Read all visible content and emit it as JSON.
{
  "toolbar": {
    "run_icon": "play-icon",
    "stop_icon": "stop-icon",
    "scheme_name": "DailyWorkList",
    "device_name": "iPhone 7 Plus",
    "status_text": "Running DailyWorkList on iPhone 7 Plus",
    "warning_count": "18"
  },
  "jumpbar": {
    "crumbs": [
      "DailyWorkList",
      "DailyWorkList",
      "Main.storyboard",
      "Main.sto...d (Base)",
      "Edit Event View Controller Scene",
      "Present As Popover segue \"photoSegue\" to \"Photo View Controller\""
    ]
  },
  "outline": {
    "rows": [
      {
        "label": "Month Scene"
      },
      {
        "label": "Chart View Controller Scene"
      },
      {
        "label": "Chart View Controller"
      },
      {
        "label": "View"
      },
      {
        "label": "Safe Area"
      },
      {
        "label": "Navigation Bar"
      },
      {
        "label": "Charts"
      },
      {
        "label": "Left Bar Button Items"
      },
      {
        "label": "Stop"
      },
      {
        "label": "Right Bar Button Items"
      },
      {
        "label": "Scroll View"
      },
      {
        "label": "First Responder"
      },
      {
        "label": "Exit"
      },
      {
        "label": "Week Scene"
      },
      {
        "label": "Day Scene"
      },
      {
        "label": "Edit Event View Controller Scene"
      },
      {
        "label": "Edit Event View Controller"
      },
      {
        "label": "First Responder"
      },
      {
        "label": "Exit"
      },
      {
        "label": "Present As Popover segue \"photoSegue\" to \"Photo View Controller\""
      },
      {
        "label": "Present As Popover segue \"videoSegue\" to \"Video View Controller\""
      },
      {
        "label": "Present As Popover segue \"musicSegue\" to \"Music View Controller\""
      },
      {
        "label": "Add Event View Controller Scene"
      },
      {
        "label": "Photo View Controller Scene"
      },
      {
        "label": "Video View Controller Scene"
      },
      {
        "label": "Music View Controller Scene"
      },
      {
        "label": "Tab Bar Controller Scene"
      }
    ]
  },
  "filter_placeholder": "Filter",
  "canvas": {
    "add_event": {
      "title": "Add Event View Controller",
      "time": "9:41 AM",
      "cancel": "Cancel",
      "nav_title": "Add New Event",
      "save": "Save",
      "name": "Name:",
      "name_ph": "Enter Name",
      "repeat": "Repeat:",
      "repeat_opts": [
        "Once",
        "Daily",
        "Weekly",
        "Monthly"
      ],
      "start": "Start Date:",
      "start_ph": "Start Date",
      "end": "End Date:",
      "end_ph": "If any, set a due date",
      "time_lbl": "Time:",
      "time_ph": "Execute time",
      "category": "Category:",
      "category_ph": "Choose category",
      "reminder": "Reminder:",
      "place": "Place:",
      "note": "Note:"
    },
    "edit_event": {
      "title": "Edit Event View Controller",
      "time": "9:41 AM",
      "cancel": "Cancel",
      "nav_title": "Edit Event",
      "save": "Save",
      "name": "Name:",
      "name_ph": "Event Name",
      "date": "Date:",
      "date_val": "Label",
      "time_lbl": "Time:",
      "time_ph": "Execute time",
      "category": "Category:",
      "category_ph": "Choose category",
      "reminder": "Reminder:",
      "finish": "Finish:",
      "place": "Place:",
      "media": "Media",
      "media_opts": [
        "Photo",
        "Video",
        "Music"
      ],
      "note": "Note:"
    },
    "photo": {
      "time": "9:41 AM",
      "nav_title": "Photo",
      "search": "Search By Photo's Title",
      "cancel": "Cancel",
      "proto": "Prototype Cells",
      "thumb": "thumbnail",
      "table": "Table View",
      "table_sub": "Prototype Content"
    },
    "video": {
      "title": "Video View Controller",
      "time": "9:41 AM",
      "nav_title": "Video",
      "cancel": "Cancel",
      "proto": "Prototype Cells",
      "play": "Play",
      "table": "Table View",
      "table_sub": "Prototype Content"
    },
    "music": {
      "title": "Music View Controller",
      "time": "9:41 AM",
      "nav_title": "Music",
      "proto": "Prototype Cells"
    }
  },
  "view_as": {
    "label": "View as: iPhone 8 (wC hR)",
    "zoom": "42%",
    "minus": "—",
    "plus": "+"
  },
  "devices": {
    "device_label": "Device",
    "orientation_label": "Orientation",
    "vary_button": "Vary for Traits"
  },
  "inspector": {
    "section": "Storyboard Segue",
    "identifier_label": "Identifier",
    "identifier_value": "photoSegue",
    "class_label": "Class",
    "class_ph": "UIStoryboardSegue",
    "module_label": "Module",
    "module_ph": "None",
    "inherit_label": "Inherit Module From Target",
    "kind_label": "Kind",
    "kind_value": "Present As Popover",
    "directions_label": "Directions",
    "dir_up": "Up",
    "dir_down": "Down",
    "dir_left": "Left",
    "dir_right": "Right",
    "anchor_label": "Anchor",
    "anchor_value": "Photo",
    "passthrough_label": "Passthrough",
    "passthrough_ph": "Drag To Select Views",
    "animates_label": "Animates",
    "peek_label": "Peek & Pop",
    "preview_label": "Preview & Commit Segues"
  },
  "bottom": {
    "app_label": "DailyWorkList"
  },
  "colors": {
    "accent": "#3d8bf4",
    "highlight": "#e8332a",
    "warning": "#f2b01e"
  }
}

# [Exercise requirements]
Each record is to be restated word for word.

# [Exercise output]
Read all visible content and emit it as JSON.
{
  "toolbar": {
    "run_icon": "play-icon",
    "stop_icon": "stop-icon",
    "scheme_name": "DailyWorkList",
    "device_name": "iPhone 7 Plus",
    "status_text": "Running DailyWorkList on iPhone 7 Plus",
    "warning_count": "18"
  },
  "jumpbar": {
    "crumbs": [
      "DailyWorkList",
      "DailyWorkList",
      "Main.storyboard",
      "Main.sto...d (Base)",
      "Edit Event View Controller Scene",
      "Present As Popover segue \"photoSegue\" to \"Photo View Controller\""
    ]
  },
  "outline": {
    "rows": [
      {
        "label": "Month Scene"
      },
      {
        "label": "Chart View Controller Scene"
      },
      {
        "label": "Chart View Controller"
      },
      {
        "label": "View"
      },
      {
        "label": "Safe Area"
      },
      {
        "label": "Navigation Bar"
      },
      {
        "label": "Charts"
      },
      {
        "label": "Left Bar Button Items"
      },
      {
        "label": "Stop"
      },
      {
        "label": "Right Bar Button Items"
      },
      {
        "label": "Scroll View"
      },
      {
        "label": "First Responder"
      },
      {
        "label": "Exit"
      },
      {
        "label": "Week Scene"
      },
      {
        "label": "Day Scene"
      },
      {
        "label": "Edit Event View Controller Scene"
      },
      {
        "label": "Edit Event View Controller"
      },
      {
        "label": "First Responder"
      },
      {
        "label": "Exit"
      },
      {
        "label": "Present As Popover segue \"photoSegue\" to \"Photo View Controller\""
      },
      {
        "label": "Present As Popover segue \"videoSegue\" to \"Video View Controller\""
      },
      {
        "label": "Present As Popover segue \"musicSegue\" to \"Music View Controller\""
      },
      {
        "label": "Add Event View Controller Scene"
      },
      {
        "label": "Photo View Controller Scene"
      },
      {
        "label": "Video View Controller Scene"
      },
      {
        "label": "Music View Controller Scene"
      },
      {
        "label": "Tab Bar Controller Scene"
      }
    ]
  },
  "filter_placeholder": "Filter",
  "canvas": {
    "add_event": {
      "title": "Add Event View Controller",
      "time": "9:41 AM",
      "cancel": "Cancel",
      "nav_title": "Add New Event",
      "save": "Save",
      "name": "Name:",
      "name_ph": "Enter Name",
      "repeat": "Repeat:",
      "repeat_opts": [
        "Once",
        "Daily",
        "Weekly",
        "Monthly"
      ],
      "start": "Start Date:",
      "start_ph": "Start Date",
      "end": "End Date:",
      "end_ph": "If any, set a due date",
      "time_lbl": "Time:",
      "time_ph": "Execute time",
      "category": "Category:",
      "category_ph": "Choose category",
      "reminder": "Reminder:",
      "place": "Place:",
      "note": "Note:"
    },
    "edit_event": {
      "title": "Edit Event View Controller",
      "time": "9:41 AM",
      "cancel": "Cancel",
      "nav_title": "Edit Event",
      "save": "Save",
      "name": "Name:",
      "name_ph": "Event Name",
      "date": "Date:",
      "date_val": "Label",
      "time_lbl": "Time:",
      "time_ph": "Execute time",
      "category": "Category:",
      "category_ph": "Choose category",
      "reminder": "Reminder:",
      "finish": "Finish:",
      "place": "Place:",
      "media": "Media",
      "media_opts": [
        "Photo",
        "Video",
        "Music"
      ],
      "note": "Note:"
    },
    "photo": {
      "time": "9:41 AM",
      "nav_title": "Photo",
      "search": "Search By Photo's Title",
      "cancel": "Cancel",
      "proto": "Prototype Cells",
      "thumb": "thumbnail",
      "table": "Table View",
      "table_sub": "Prototype Content"
    },
    "video": {
      "title": "Video View Controller",
      "time": "9:41 AM",
      "nav_title": "Video",
      "cancel": "Cancel",
      "proto": "Prototype Cells",
      "play": "Play",
      "table": "Table View",
      "table_sub": "Prototype Content"
    },
    "music": {
      "title": "Music View Controller",
      "time": "9:41 AM",
      "nav_title": "Music",
      "proto": "Prototype Cells"
    }
  },
  "view_as": {
    "label": "View as: iPhone 8 (wC hR)",
    "zoom": "42%",
    "minus": "—",
    "plus": "+"
  },
  "devices": {
    "device_label": "Device",
    "orientation_label": "Orientation",
    "vary_button": "Vary for Traits"
  },
  "inspector": {
    "section": "Storyboard Segue",
    "identifier_label": "Identifier",
    "identifier_value": "photoSegue",
    "class_label": "Class",
    "class_ph": "UIStoryboardSegue",
    "module_label": "Module",
    "module_ph": "None",
    "inherit_label": "Inherit Module From Target",
    "kind_label": "Kind",
    "kind_value": "Present As Popover",
    "directions_label": "Directions",
    "dir_up": "Up",
    "dir_down": "Down",
    "dir_left": "Left",
    "dir_right": "Right",
    "anchor_label": "Anchor",
    "anchor_value": "Photo",
    "passthrough_label": "Passthrough",
    "passthrough_ph": "Drag To Select Views",
    "animates_label": "Animates",
    "peek_label": "Peek & Pop",
    "preview_label": "Preview & Commit Segues"
  },
  "bottom": {
    "app_label": "DailyWorkList"
  },
  "colors": {
    "accent": "#3d8bf4",
    "highlight": "#e8332a",
    "warning": "#f2b01e"
  }
}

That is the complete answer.